Go through the material below and count the lines with the string "шагнал"; the number is the whole answer.
— Start Data supplied —
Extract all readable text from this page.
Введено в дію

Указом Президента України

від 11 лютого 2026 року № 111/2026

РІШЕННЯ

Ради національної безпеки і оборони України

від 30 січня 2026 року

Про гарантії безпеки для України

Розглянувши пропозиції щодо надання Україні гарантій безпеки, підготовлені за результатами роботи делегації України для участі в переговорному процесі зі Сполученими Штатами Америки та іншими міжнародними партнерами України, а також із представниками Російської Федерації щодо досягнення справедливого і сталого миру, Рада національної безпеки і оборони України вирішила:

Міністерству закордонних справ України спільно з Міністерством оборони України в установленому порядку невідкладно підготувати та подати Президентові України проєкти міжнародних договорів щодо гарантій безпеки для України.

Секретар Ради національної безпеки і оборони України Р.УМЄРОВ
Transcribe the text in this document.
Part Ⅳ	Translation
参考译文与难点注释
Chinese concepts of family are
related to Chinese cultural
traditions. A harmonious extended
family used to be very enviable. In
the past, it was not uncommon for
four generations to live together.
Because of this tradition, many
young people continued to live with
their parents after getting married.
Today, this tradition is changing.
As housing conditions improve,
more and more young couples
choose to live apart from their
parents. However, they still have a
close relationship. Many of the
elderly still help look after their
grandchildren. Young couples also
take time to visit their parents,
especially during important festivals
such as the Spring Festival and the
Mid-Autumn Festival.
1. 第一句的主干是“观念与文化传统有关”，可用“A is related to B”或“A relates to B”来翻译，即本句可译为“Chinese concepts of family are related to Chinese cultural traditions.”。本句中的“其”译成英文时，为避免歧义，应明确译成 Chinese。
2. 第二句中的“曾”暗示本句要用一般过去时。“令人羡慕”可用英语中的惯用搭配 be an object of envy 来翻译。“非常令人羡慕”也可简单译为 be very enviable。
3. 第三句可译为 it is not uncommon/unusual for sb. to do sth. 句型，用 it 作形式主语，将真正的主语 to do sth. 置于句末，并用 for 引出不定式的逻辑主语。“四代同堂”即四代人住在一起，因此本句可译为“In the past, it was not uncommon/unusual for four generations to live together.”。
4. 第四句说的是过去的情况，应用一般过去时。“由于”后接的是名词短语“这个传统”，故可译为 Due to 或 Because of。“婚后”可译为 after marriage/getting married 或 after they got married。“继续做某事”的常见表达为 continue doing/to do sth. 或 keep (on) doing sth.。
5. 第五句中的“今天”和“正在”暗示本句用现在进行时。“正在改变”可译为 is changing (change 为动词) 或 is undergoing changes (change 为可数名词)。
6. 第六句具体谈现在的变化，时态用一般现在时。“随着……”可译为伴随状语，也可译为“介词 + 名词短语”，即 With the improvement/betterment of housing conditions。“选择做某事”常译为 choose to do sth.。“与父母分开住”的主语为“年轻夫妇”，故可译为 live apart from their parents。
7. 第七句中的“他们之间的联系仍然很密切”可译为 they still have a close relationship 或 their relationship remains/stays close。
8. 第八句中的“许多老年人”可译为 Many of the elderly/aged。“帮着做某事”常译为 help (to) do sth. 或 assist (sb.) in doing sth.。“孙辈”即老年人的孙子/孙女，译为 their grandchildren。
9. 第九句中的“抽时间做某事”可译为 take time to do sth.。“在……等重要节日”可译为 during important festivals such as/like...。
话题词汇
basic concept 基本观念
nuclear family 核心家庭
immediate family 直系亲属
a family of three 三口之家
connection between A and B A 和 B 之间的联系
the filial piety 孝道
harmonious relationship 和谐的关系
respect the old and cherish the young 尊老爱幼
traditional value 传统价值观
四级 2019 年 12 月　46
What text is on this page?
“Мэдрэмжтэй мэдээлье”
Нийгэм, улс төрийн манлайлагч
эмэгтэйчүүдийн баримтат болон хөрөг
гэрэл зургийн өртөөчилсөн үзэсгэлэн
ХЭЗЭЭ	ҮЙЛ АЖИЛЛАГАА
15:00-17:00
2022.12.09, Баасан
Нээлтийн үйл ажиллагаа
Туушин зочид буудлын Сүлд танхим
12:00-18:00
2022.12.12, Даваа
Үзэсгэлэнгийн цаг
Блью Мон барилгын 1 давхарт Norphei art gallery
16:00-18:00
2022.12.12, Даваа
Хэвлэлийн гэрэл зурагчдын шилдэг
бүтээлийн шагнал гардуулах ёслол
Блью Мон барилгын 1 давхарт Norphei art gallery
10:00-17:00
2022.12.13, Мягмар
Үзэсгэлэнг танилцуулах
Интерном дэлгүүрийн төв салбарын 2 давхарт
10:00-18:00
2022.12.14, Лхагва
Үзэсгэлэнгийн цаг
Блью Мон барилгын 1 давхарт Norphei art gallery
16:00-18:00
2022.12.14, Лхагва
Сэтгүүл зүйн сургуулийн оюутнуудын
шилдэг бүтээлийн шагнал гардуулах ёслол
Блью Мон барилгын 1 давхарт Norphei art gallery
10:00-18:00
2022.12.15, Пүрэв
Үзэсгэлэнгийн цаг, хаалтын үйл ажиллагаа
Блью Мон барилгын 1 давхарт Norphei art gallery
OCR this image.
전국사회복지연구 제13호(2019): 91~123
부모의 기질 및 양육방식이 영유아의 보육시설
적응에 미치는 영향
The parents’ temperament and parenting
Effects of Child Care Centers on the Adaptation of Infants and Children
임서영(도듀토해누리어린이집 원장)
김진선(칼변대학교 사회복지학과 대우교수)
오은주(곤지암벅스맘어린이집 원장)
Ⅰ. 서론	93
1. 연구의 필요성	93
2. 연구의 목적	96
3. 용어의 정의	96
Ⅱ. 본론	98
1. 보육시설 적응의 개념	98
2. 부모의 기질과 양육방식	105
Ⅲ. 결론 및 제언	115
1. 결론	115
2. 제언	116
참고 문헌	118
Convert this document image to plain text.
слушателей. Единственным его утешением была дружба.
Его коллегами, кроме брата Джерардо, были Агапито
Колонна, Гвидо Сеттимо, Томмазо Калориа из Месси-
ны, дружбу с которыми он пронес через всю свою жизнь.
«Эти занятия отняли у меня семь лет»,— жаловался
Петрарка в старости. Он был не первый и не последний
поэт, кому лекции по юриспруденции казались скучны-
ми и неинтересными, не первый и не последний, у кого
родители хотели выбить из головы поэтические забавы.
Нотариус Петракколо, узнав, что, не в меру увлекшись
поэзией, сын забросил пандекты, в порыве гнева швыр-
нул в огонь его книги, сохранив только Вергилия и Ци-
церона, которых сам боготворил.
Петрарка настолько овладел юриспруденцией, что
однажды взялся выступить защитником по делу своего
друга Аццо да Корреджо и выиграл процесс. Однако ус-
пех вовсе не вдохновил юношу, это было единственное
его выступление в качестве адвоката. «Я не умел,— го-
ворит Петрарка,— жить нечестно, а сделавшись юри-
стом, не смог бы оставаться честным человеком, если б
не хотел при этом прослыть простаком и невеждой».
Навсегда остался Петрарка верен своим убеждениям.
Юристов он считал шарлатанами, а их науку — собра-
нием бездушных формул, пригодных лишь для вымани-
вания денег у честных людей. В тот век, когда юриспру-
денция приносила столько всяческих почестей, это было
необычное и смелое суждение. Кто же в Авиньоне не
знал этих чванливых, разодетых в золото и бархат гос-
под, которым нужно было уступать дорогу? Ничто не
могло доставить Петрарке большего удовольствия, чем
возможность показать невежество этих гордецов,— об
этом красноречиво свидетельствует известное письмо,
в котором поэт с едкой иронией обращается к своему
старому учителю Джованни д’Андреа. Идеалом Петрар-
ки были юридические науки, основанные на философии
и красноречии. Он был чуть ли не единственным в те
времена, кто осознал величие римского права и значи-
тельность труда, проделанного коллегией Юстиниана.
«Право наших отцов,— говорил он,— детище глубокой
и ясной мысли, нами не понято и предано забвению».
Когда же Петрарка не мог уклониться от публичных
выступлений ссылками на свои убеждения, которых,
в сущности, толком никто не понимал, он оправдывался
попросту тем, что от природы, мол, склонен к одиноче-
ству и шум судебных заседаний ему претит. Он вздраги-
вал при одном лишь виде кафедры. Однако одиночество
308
— End Data supplied —
Final answer:
2